[Collected data]
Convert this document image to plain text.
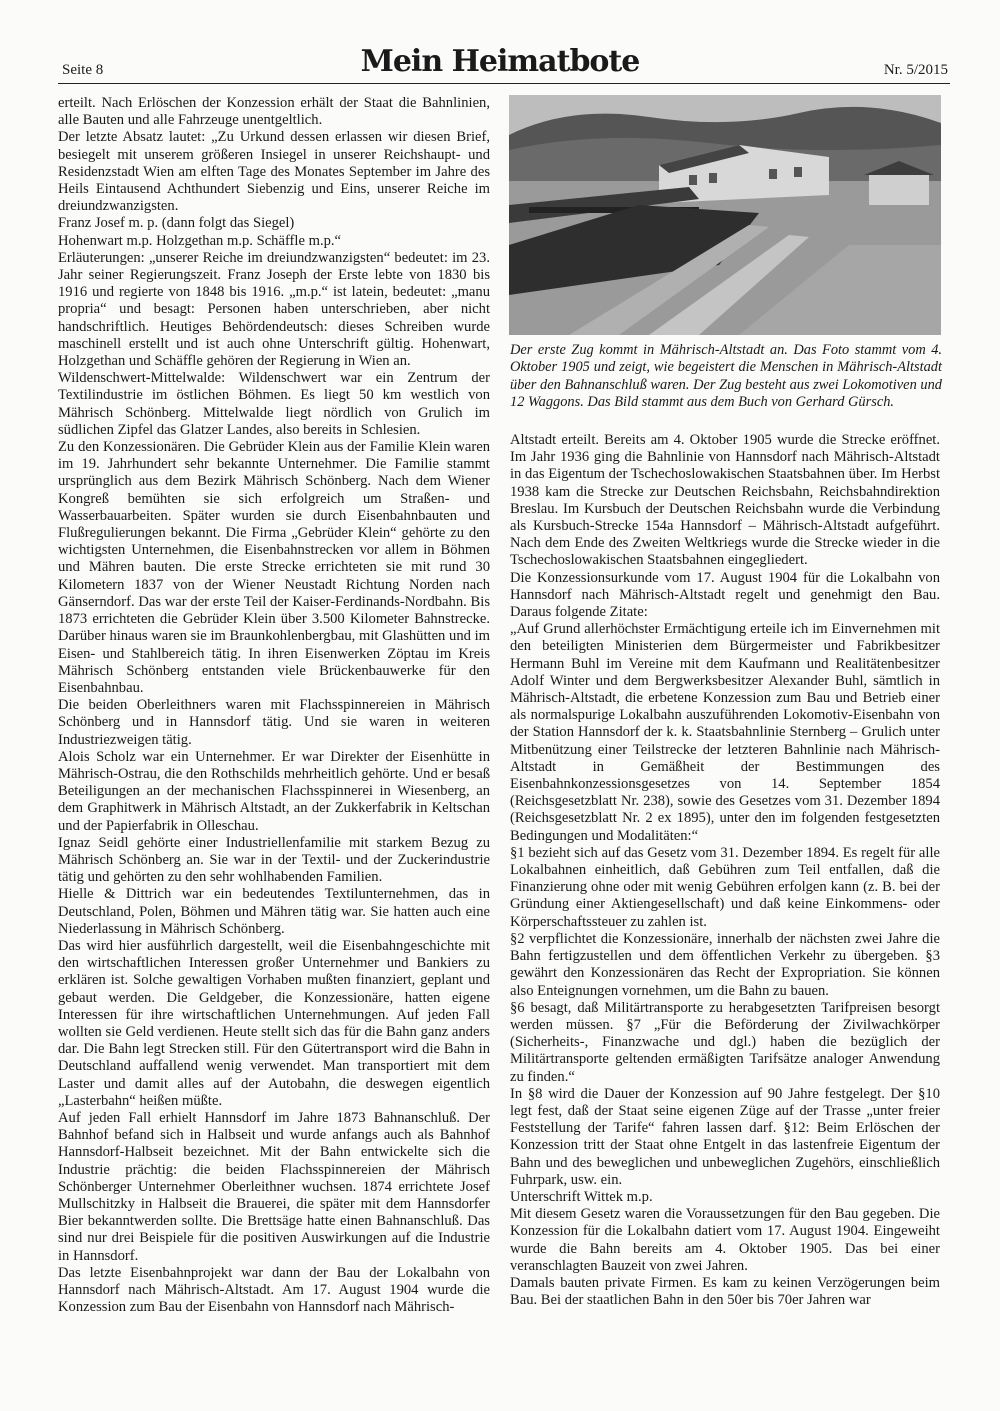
Seite 8	Mein Heimatbote	Nr. 5/2015

erteilt. Nach Erlöschen der Konzession erhält der Staat die Bahnlinien, alle Bauten und alle Fahrzeuge unentgeltlich.

Der letzte Absatz lautet: „Zu Urkund dessen erlassen wir diesen Brief, besiegelt mit unserem größeren Insiegel in unserer Reichshaupt- und Residenzstadt Wien am elften Tage des Monates September im Jahre des Heils Eintausend Achthundert Siebenzig und Eins, unserer Reiche im dreiundzwanzigsten.

Franz Josef m. p. (dann folgt das Siegel)

Hohenwart m.p. Holzgethan m.p. Schäffle m.p.“

Erläuterungen: „unserer Reiche im dreiundzwanzigsten“ bedeutet: im 23. Jahr seiner Regierungszeit. Franz Joseph der Erste lebte von 1830 bis 1916 und regierte von 1848 bis 1916. „m.p.“ ist latein, bedeutet: „manu propria“ und besagt: Personen haben unterschrieben, aber nicht handschriftlich. Heutiges Behördendeutsch: dieses Schreiben wurde maschinell erstellt und ist auch ohne Unterschrift gültig. Hohenwart, Holzgethan und Schäffle gehören der Regierung in Wien an.

Wildenschwert-Mittelwalde: Wildenschwert war ein Zentrum der Textilindustrie im östlichen Böhmen. Es liegt 50 km westlich von Mährisch Schönberg. Mittelwalde liegt nördlich von Grulich im südlichen Zipfel das Glatzer Landes, also bereits in Schlesien.

Zu den Konzessionären. Die Gebrüder Klein aus der Familie Klein waren im 19. Jahrhundert sehr bekannte Unternehmer. Die Familie stammt ursprünglich aus dem Bezirk Mährisch Schönberg. Nach dem Wiener Kongreß bemühten sie sich erfolgreich um Straßen- und Wasserbauarbeiten. Später wurden sie durch Eisenbahnbauten und Flußregulierungen bekannt. Die Firma „Gebrüder Klein“ gehörte zu den wichtigsten Unternehmen, die Eisenbahnstrecken vor allem in Böhmen und Mähren bauten. Die erste Strecke errichteten sie mit rund 30 Kilometern 1837 von der Wiener Neustadt Richtung Norden nach Gänserndorf. Das war der erste Teil der Kaiser-Ferdinands-Nordbahn. Bis 1873 errichteten die Gebrüder Klein über 3.500 Kilometer Bahnstrecke. Darüber hinaus waren sie im Braunkohlenbergbau, mit Glashütten und im Eisen- und Stahlbereich tätig. In ihren Eisenwerken Zöptau im Kreis Mährisch Schönberg entstanden viele Brückenbauwerke für den Eisenbahnbau.

Die beiden Oberleithners waren mit Flachsspinnereien in Mährisch Schönberg und in Hannsdorf tätig. Und sie waren in weiteren Industriezweigen tätig.

Alois Scholz war ein Unternehmer. Er war Direkter der Eisenhütte in Mährisch-Ostrau, die den Rothschilds mehrheitlich gehörte. Und er besaß Beteiligungen an der mechanischen Flachsspinnerei in Wiesenberg, an dem Graphitwerk in Mährisch Altstadt, an der Zukkerfabrik in Keltschan und der Papierfabrik in Olleschau.

Ignaz Seidl gehörte einer Industriellenfamilie mit starkem Bezug zu Mährisch Schönberg an. Sie war in der Textil- und der Zuckerindustrie tätig und gehörten zu den sehr wohlhabenden Familien.

Hielle & Dittrich war ein bedeutendes Textilunternehmen, das in Deutschland, Polen, Böhmen und Mähren tätig war. Sie hatten auch eine Niederlassung in Mährisch Schönberg.

Das wird hier ausführlich dargestellt, weil die Eisenbahngeschichte mit den wirtschaftlichen Interessen großer Unternehmer und Bankiers zu erklären ist. Solche gewaltigen Vorhaben mußten finanziert, geplant und gebaut werden. Die Geldgeber, die Konzessionäre, hatten eigene Interessen für ihre wirtschaftlichen Unternehmungen. Auf jeden Fall wollten sie Geld verdienen. Heute stellt sich das für die Bahn ganz anders dar. Die Bahn legt Strecken still. Für den Gütertransport wird die Bahn in Deutschland auffallend wenig verwendet. Man transportiert mit dem Laster und damit alles auf der Autobahn, die deswegen eigentlich „Lasterbahn“ heißen müßte.

Auf jeden Fall erhielt Hannsdorf im Jahre 1873 Bahnanschluß. Der Bahnhof befand sich in Halbseit und wurde anfangs auch als Bahnhof Hannsdorf-Halbseit bezeichnet. Mit der Bahn entwickelte sich die Industrie prächtig: die beiden Flachsspinnereien der Mährisch Schönberger Unternehmer Oberleithner wuchsen. 1874 errichtete Josef Mullschitzky in Halbseit die Brauerei, die später mit dem Hannsdorfer Bier bekanntwerden sollte. Die Brettsäge hatte einen Bahnanschluß. Das sind nur drei Beispiele für die positiven Auswirkungen auf die Industrie in Hannsdorf.

Das letzte Eisenbahnprojekt war dann der Bau der Lokalbahn von Hannsdorf nach Mährisch-Altstadt. Am 17. August 1904 wurde die Konzession zum Bau der Eisenbahn von Hannsdorf nach Mährisch-

Der erste Zug kommt in Mährisch-Altstadt an. Das Foto stammt vom 4. Oktober 1905 und zeigt, wie begeistert die Menschen in Mährisch-Altstadt über den Bahnanschluß waren. Der Zug besteht aus zwei Lokomotiven und 12 Waggons. Das Bild stammt aus dem Buch von Gerhard Gürsch.

Altstadt erteilt. Bereits am 4. Oktober 1905 wurde die Strecke eröffnet. Im Jahr 1936 ging die Bahnlinie von Hannsdorf nach Mährisch-Altstadt in das Eigentum der Tschechoslowakischen Staatsbahnen über. Im Herbst 1938 kam die Strecke zur Deutschen Reichsbahn, Reichsbahndirektion Breslau. Im Kursbuch der Deutschen Reichsbahn wurde die Verbindung als Kursbuch-Strecke 154a Hannsdorf – Mährisch-Altstadt aufgeführt. Nach dem Ende des Zweiten Weltkriegs wurde die Strecke wieder in die Tschechoslowakischen Staatsbahnen eingegliedert.

Die Konzessionsurkunde vom 17. August 1904 für die Lokalbahn von Hannsdorf nach Mährisch-Altstadt regelt und genehmigt den Bau. Daraus folgende Zitate:

„Auf Grund allerhöchster Ermächtigung erteile ich im Einvernehmen mit den beteiligten Ministerien dem Bürgermeister und Fabrikbesitzer Hermann Buhl im Vereine mit dem Kaufmann und Realitätenbesitzer Adolf Winter und dem Bergwerksbesitzer Alexander Buhl, sämtlich in Mährisch-Altstadt, die erbetene Konzession zum Bau und Betrieb einer als normalspurige Lokalbahn auszuführenden Lokomotiv-Eisenbahn von der Station Hannsdorf der k. k. Staatsbahnlinie Sternberg – Grulich unter Mitbenützung einer Teilstrecke der letzteren Bahnlinie nach Mährisch-Altstadt in Gemäßheit der Bestimmungen des Eisenbahnkonzessionsgesetzes von 14. September 1854 (Reichsgesetzblatt Nr. 238), sowie des Gesetzes vom 31. Dezember 1894 (Reichsgesetzblatt Nr. 2 ex 1895), unter den im folgenden festgesetzten Bedingungen und Modalitäten:“

§1 bezieht sich auf das Gesetz vom 31. Dezember 1894. Es regelt für alle Lokalbahnen einheitlich, daß Gebühren zum Teil entfallen, daß die Finanzierung ohne oder mit wenig Gebühren erfolgen kann (z. B. bei der Gründung einer Aktiengesellschaft) und daß keine Einkommens- oder Körperschaftssteuer zu zahlen ist.

§2 verpflichtet die Konzessionäre, innerhalb der nächsten zwei Jahre die Bahn fertigzustellen und dem öffentlichen Verkehr zu übergeben. §3 gewährt den Konzessionären das Recht der Expropriation. Sie können also Enteignungen vornehmen, um die Bahn zu bauen.

§6 besagt, daß Militärtransporte zu herabgesetzten Tarifpreisen besorgt werden müssen. §7 „Für die Beförderung der Zivilwachkörper (Sicherheits-, Finanzwache und dgl.) haben die bezüglich der Militärtransporte geltenden ermäßigten Tarifsätze analoger Anwendung zu finden.“

In §8 wird die Dauer der Konzession auf 90 Jahre festgelegt. Der §10 legt fest, daß der Staat seine eigenen Züge auf der Trasse „unter freier Feststellung der Tarife“ fahren lassen darf. §12: Beim Erlöschen der Konzession tritt der Staat ohne Entgelt in das lastenfreie Eigentum der Bahn und des beweglichen und unbeweglichen Zugehörs, einschließlich Fuhrpark, usw. ein.

Unterschrift Wittek m.p.

Mit diesem Gesetz waren die Voraussetzungen für den Bau gegeben. Die Konzession für die Lokalbahn datiert vom 17. August 1904. Eingeweiht wurde die Bahn bereits am 4. Oktober 1905. Das bei einer veranschlagten Bauzeit von zwei Jahren.

Damals bauten private Firmen. Es kam zu keinen Verzögerungen beim Bau. Bei der staatlichen Bahn in den 50er bis 70er Jahren war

» Exercise objective:
Show every line from the entries above in which "also" appears.

» Response to this exercise:
Wildenschwert-Mittelwalde: Wildenschwert war ein Zentrum der Textilindustrie im östlichen Böhmen. Es liegt 50 km westlich von Mährisch Schönberg. Mittelwalde liegt nördlich von Grulich im südlichen Zipfel das Glatzer Landes, also bereits in Schlesien.
§2 verpflichtet die Konzessionäre, innerhalb der nächsten zwei Jahre die Bahn fertigzustellen und dem öffentlichen Verkehr zu übergeben. §3 gewährt den Konzessionären das Recht der Expropriation. Sie können also Enteignungen vornehmen, um die Bahn zu bauen.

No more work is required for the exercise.